### Task to complete
Determine the number of lines containing the word "погоды", and state that figure alone.
## START Stored records
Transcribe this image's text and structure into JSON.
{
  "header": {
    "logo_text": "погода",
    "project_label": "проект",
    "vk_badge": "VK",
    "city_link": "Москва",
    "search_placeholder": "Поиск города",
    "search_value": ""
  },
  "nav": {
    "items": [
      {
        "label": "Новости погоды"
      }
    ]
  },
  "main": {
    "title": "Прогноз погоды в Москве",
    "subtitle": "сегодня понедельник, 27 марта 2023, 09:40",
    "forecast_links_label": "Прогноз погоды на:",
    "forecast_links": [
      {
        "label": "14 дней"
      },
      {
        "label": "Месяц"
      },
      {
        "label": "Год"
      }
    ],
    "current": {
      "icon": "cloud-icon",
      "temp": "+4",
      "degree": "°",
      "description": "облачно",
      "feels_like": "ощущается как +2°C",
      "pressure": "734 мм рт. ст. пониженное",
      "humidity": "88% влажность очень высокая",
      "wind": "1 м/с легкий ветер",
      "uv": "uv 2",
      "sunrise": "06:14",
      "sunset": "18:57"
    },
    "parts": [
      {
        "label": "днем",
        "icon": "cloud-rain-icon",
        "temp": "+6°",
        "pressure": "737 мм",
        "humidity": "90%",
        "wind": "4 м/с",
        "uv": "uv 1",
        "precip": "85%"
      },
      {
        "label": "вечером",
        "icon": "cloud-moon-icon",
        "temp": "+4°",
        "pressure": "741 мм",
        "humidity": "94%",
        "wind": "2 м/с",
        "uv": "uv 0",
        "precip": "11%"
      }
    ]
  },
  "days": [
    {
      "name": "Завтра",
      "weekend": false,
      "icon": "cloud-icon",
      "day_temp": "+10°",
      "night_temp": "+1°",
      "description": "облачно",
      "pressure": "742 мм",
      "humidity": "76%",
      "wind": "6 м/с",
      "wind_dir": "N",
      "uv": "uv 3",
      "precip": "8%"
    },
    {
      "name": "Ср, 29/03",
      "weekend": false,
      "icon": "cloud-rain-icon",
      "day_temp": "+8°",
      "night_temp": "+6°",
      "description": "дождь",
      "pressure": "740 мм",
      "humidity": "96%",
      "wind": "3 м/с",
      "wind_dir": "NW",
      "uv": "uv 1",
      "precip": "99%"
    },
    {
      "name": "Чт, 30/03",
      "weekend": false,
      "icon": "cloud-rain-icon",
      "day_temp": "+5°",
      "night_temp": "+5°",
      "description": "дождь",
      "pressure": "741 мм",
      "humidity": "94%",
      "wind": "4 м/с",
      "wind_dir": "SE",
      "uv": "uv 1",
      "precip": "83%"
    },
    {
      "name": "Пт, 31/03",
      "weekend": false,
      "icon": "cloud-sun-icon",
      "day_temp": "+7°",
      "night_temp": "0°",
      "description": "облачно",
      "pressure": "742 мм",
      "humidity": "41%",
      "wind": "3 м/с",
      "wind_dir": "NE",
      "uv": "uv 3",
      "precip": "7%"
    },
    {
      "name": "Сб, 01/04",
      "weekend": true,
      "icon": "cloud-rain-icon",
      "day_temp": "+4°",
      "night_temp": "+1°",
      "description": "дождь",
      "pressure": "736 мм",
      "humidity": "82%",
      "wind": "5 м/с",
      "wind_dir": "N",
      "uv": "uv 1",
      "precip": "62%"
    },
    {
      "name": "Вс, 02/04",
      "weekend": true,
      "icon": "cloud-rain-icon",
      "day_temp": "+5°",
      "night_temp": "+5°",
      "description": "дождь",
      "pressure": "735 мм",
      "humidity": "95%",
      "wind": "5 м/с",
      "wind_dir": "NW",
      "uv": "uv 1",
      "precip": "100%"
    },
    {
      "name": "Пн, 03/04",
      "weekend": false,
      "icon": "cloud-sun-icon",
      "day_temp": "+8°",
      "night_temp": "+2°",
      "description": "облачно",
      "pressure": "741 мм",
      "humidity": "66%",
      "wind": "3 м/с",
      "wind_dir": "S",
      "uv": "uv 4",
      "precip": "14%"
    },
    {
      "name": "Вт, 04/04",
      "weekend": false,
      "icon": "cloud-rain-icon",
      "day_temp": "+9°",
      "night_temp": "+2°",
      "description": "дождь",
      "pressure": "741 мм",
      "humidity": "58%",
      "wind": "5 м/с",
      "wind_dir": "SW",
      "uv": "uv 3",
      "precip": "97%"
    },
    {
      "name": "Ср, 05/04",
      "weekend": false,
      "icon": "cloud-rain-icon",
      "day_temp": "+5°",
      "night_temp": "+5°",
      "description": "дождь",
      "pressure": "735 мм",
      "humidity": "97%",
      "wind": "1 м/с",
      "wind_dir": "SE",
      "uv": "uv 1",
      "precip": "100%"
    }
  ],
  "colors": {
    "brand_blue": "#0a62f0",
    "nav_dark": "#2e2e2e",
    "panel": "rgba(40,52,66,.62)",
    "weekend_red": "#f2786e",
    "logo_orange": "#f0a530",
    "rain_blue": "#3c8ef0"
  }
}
## END Stored records
### Written reply
3